From: Simon Sapin <simon.sapin@exyr.org>
Date: Fri, 26 Jul 2013 18:21:38 +0100
Message-ID: <51F2B022.80509@exyr.org>
To: www-style@w3.org
Le 26/07/2013 17:56, Tab Atkins Jr. a écrit :
> On Fri, Feb 1, 2013 at 5:56 AM, Simon Sapin <simon.sapin@kozea.fr> wrote:
>> The snap keyword for image-resolution is defined as:
>>
>>> If the "snap" keyword is provided, the computed ‘<resolution>’ (if
>>> any) is the specified resolution rounded to the nearest value that
>>> would map one image pixel to an integer number of device pixels. If
>>> the resolution is taken from the image, then the used intrinsic
>>> resolution is the image's native resolution similarly adjusted.
>>
>> <resolution> values of image-resolution count image pixels per CSS pixels.
>> snap is about image pixel per device pixels. CSS transforms can change the
>> ratio between CSS pixels and device pixels[1].
>>
>> Therefore, should `snap` be affected by transforms? If this is done at
>> computed value time, do implementations need to have accumulated
>> transformation matrices that early?
>>
>>
>> [1] Although I’m not sure that ratio still makes sense if the transformation
>> has any skew component, a rotation component that is not a multiple of 90°
>> around the Z axis, or a scale component that does not preserve aspect
>> ratios.

> _Given records_:
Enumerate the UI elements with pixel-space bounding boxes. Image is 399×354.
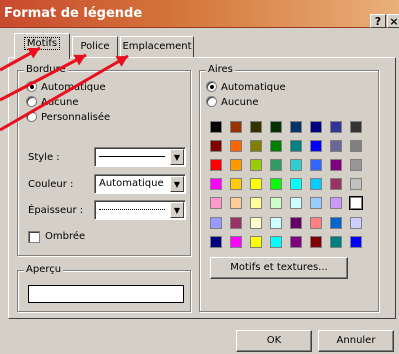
color-swatch[interactable] [290,197,302,209]
color-swatch[interactable] [310,140,322,152]
color-swatch[interactable] [350,217,362,229]
color-swatch[interactable] [270,159,282,171]
color-swatch[interactable] [270,217,282,229]
color-swatch[interactable] [350,140,362,152]
tab-panel-motifs: Bordure Automatique Aucune Personnalisée… [8,57,396,319]
group-apercu: Aperçu [17,264,191,312]
color-swatch[interactable] [330,236,342,248]
apercu-preview [28,285,184,303]
group-bordure-legend: Bordure [24,64,68,75]
color-swatch[interactable] [290,121,302,133]
color-swatch[interactable] [350,178,362,190]
couleur-value: Automatique [99,178,164,189]
color-swatch[interactable] [270,121,282,133]
color-swatch[interactable] [250,159,262,171]
color-swatch[interactable] [330,197,342,209]
cancel-button[interactable]: Annuler [318,330,394,352]
color-swatch[interactable] [210,197,222,209]
ombree-checkbox[interactable] [28,231,40,243]
radio-aires-automatique[interactable]: Automatique [206,81,286,95]
chevron-down-icon[interactable]: ▼ [170,149,184,165]
couleur-combo[interactable]: Automatique ▼ [94,174,186,194]
color-swatch[interactable] [250,178,262,190]
color-swatch[interactable] [350,159,362,171]
radio-bordure-personnalisee[interactable]: Personnalisée [26,111,110,125]
color-swatch[interactable] [250,121,262,133]
color-swatch[interactable] [210,159,222,171]
window-title: Format de légende [4,6,143,21]
color-swatch[interactable] [270,236,282,248]
style-combo[interactable]: ▼ [94,147,186,167]
color-swatch[interactable] [210,178,222,190]
color-swatch[interactable] [250,140,262,152]
color-swatch[interactable] [290,236,302,248]
radio-icon [206,81,217,92]
radio-icon [26,96,37,107]
tab-emplacement[interactable]: Emplacement [120,36,194,58]
color-swatch[interactable] [230,236,242,248]
color-swatch[interactable] [210,217,222,229]
help-button[interactable]: ? [370,14,386,28]
radio-bordure-aucune[interactable]: Aucune [26,96,79,110]
color-swatch[interactable] [330,178,342,190]
color-swatch[interactable] [210,140,222,152]
radio-icon [206,96,217,107]
group-bordure: Bordure Automatique Aucune Personnalisée… [17,64,191,256]
color-swatch[interactable] [250,217,262,229]
motifs-textures-button[interactable]: Motifs et textures... [210,257,348,279]
radio-icon [26,81,37,92]
color-swatch[interactable] [310,197,322,209]
color-swatch[interactable] [310,121,322,133]
color-swatch[interactable] [230,178,242,190]
color-swatch[interactable] [230,121,242,133]
color-swatch[interactable] [290,159,302,171]
tab-strip: Motifs Police Emplacement [0,30,399,59]
color-swatch[interactable] [310,236,322,248]
color-swatch[interactable] [330,140,342,152]
epaisseur-label: Épaisseur : [28,205,84,216]
epaisseur-combo[interactable]: ▼ [94,200,186,220]
color-swatch[interactable] [290,217,302,229]
color-swatch[interactable] [330,159,342,171]
color-swatch[interactable] [330,121,342,133]
thin-line-sample [99,209,165,210]
color-swatch[interactable] [230,159,242,171]
color-swatch[interactable] [330,217,342,229]
radio-bordure-automatique[interactable]: Automatique [26,81,106,95]
color-swatch[interactable] [230,197,242,209]
color-swatch[interactable] [250,236,262,248]
close-button[interactable]: × [387,14,399,28]
style-label: Style : [28,152,60,163]
group-apercu-legend: Aperçu [24,264,64,275]
color-swatch[interactable] [310,159,322,171]
color-swatch[interactable] [270,197,282,209]
color-swatch[interactable] [310,217,322,229]
couleur-label: Couleur : [28,179,74,190]
color-swatch[interactable] [290,140,302,152]
color-swatch[interactable] [230,217,242,229]
ok-button[interactable]: OK [236,330,312,352]
tab-police[interactable]: Police [72,36,118,58]
color-swatch[interactable] [349,196,363,210]
group-aires: Aires Automatique Aucune Motifs et textu… [199,64,379,312]
color-swatch[interactable] [290,178,302,190]
solid-line-sample [99,156,165,157]
color-swatch[interactable] [210,121,222,133]
radio-icon [26,111,37,122]
color-swatch[interactable] [270,178,282,190]
color-swatch[interactable] [270,140,282,152]
group-aires-legend: Aires [206,64,235,75]
color-swatch[interactable] [210,236,222,248]
radio-aires-aucune[interactable]: Aucune [206,96,259,110]
ombree-label: Ombrée [45,231,86,242]
color-swatch[interactable] [350,236,362,248]
color-swatch[interactable] [310,178,322,190]
color-swatch[interactable] [350,121,362,133]
color-swatch[interactable] [230,140,242,152]
tab-motifs[interactable]: Motifs [14,33,70,59]
chevron-down-icon[interactable]: ▼ [170,202,184,218]
chevron-down-icon[interactable]: ▼ [170,176,184,192]
title-bar: Format de légende [0,0,399,28]
color-swatch[interactable] [250,197,262,209]
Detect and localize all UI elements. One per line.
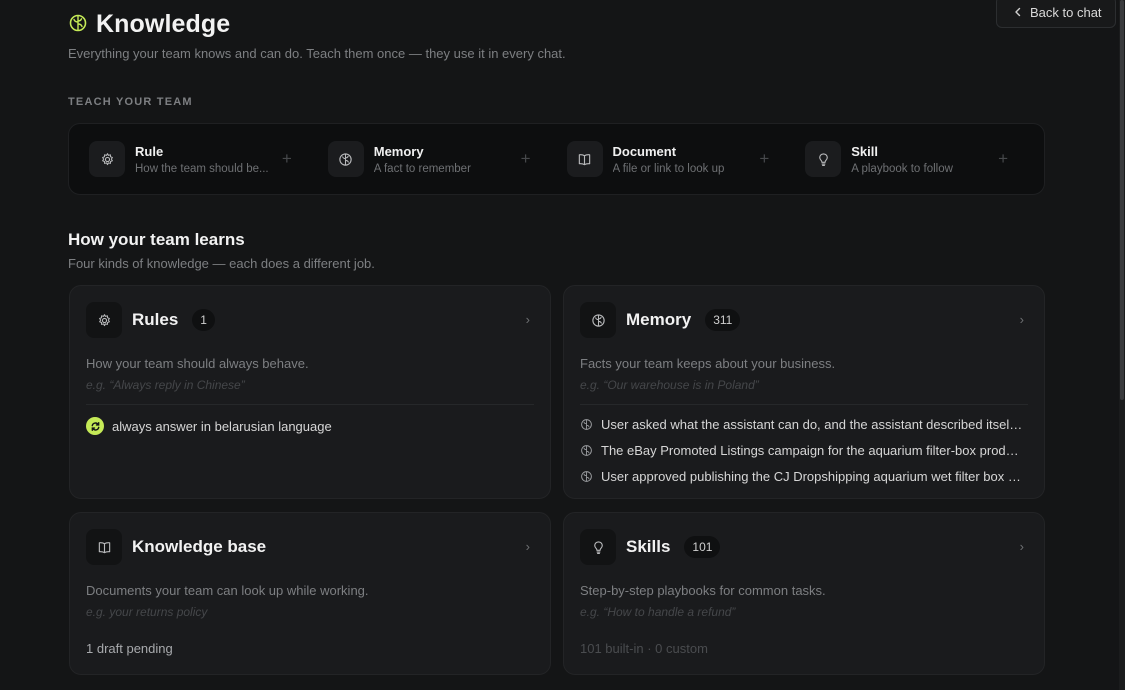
card-example: e.g. “Always reply in Chinese”	[86, 378, 245, 392]
card-title: Rules	[132, 310, 179, 329]
learn-section-subtitle: Four kinds of knowledge — each does a di…	[68, 256, 375, 271]
memory-text: The eBay Promoted Listings campaign for …	[601, 442, 1023, 458]
teach-item-desc: A fact to remember	[373, 162, 471, 175]
brain-icon	[581, 418, 592, 430]
memory-text: User approved publishing the CJ Dropship…	[601, 468, 1023, 484]
count-badge: 1	[192, 309, 215, 331]
draft-status: 1 draft pending	[86, 641, 173, 656]
rule-text: always answer in belarusian language	[112, 418, 332, 434]
teach-document-button[interactable]: Document A file or link to look up +	[566, 139, 806, 179]
lightbulb-icon	[805, 141, 842, 177]
card-description: Facts your team keeps about your busines…	[580, 356, 836, 371]
chevron-right-icon: ›	[1019, 539, 1024, 554]
brain-icon	[327, 141, 364, 177]
card-title: Skills	[626, 537, 671, 556]
teach-item-desc: How the team should be...	[135, 162, 269, 175]
teach-item-name: Document	[612, 143, 677, 159]
card-description: How your team should always behave.	[86, 356, 309, 371]
book-icon	[566, 141, 603, 177]
page-subtitle: Everything your team knows and can do. T…	[68, 46, 566, 61]
card-example: e.g. “Our warehouse is in Poland”	[580, 378, 759, 392]
chevron-right-icon: ›	[525, 539, 530, 554]
plus-icon[interactable]: +	[521, 149, 531, 169]
count-badge: 311	[705, 309, 741, 331]
learn-section-title: How your team learns	[68, 230, 245, 249]
memory-list-item[interactable]: The eBay Promoted Listings campaign for …	[580, 437, 1028, 463]
brain-logo-icon	[69, 14, 87, 31]
teach-item-name: Rule	[135, 143, 164, 159]
chevron-right-icon: ›	[1019, 312, 1024, 327]
back-to-chat-button[interactable]: Back to chat	[996, 0, 1116, 28]
card-example: e.g. your returns policy	[86, 605, 208, 619]
memory-text: User asked what the assistant can do, an…	[601, 416, 1023, 432]
rule-list-item[interactable]: always answer in belarusian language	[86, 417, 534, 435]
page-header: Knowledge Everything your team knows and…	[68, 10, 566, 61]
count-badge: 101	[684, 536, 721, 558]
teach-item-desc: A playbook to follow	[851, 162, 953, 175]
skills-count-summary: 101 built-in · 0 custom	[580, 641, 708, 656]
brain-icon	[580, 302, 616, 338]
teach-memory-button[interactable]: Memory A fact to remember +	[327, 139, 567, 179]
skills-card[interactable]: Skills 101 › Step-by-step playbooks for …	[563, 512, 1045, 675]
divider	[580, 404, 1028, 405]
teach-item-desc: A file or link to look up	[612, 162, 725, 175]
memory-list-item[interactable]: User approved publishing the CJ Dropship…	[580, 463, 1028, 489]
teach-item-name: Skill	[851, 143, 878, 159]
card-title: Memory	[626, 310, 692, 329]
card-description: Documents your team can look up while wo…	[86, 583, 369, 598]
teach-section-label: TEACH YOUR TEAM	[68, 96, 193, 108]
card-description: Step-by-step playbooks for common tasks.	[580, 583, 826, 598]
plus-icon[interactable]: +	[759, 149, 769, 169]
lightbulb-icon	[580, 529, 616, 565]
teach-panel: Rule How the team should be... + Memory …	[68, 123, 1045, 195]
rules-card[interactable]: Rules 1 › How your team should always be…	[69, 285, 551, 499]
gear-icon	[89, 141, 125, 177]
teach-rule-button[interactable]: Rule How the team should be... +	[89, 139, 328, 179]
chevron-right-icon: ›	[525, 312, 530, 327]
teach-skill-button[interactable]: Skill A playbook to follow +	[805, 139, 1044, 179]
brain-icon	[581, 444, 592, 456]
back-to-chat-label: Back to chat	[1030, 4, 1102, 20]
teach-item-name: Memory	[373, 143, 424, 159]
memory-list: User asked what the assistant can do, an…	[580, 411, 1028, 489]
gear-icon	[86, 302, 122, 338]
plus-icon[interactable]: +	[998, 149, 1008, 169]
card-title: Knowledge base	[132, 537, 267, 556]
plus-icon[interactable]: +	[282, 149, 292, 169]
book-icon	[86, 529, 122, 565]
memory-list-item[interactable]: User asked what the assistant can do, an…	[580, 411, 1028, 437]
card-example: e.g. “How to handle a refund”	[580, 605, 736, 619]
page-title: Knowledge	[96, 10, 231, 38]
scrollbar-thumb[interactable]	[1120, 0, 1124, 400]
sync-icon	[86, 417, 104, 435]
memory-card[interactable]: Memory 311 › Facts your team keeps about…	[563, 285, 1045, 499]
brain-icon	[581, 470, 592, 482]
page-scrollbar[interactable]	[1119, 0, 1125, 690]
knowledge-base-card[interactable]: Knowledge base › Documents your team can…	[69, 512, 551, 675]
chevron-left-icon	[1015, 7, 1021, 17]
divider	[86, 404, 534, 405]
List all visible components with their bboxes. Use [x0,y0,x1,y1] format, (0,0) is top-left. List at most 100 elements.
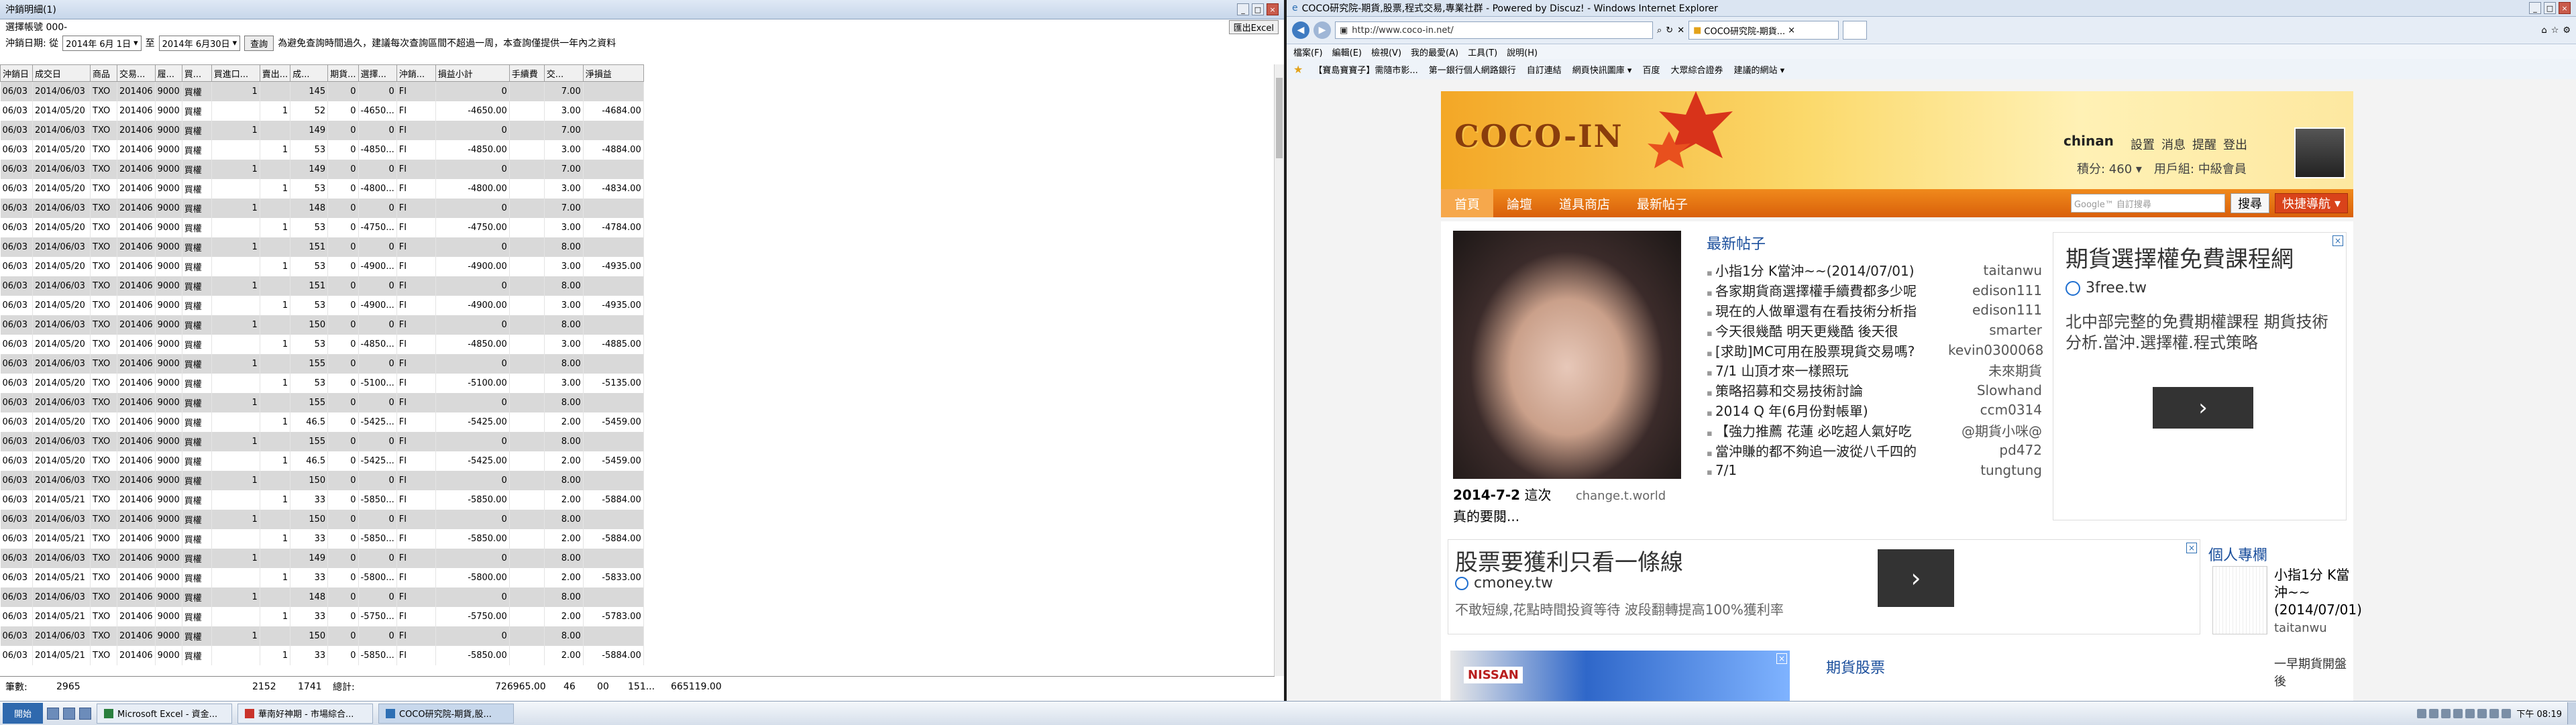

> _Tasks to carry out_:
1. According to the email excerpt, what do the <resolution> values of image-resolution count?
2. Reproduce the stretch of rows from the one containing "color-swatch[interactable] [290,197,302,209]" through the one containing "color-swatch[interactable] [350,140,362,152]".
The email excerpt and the rows have no connection to each other.

> _Outputs by task_:
1. Image pixels per CSS pixels.

2.
color-swatch[interactable] [290,197,302,209]
color-swatch[interactable] [310,140,322,152]
color-swatch[interactable] [350,217,362,229]
color-swatch[interactable] [270,159,282,171]
color-swatch[interactable] [270,217,282,229]
color-swatch[interactable] [350,140,362,152]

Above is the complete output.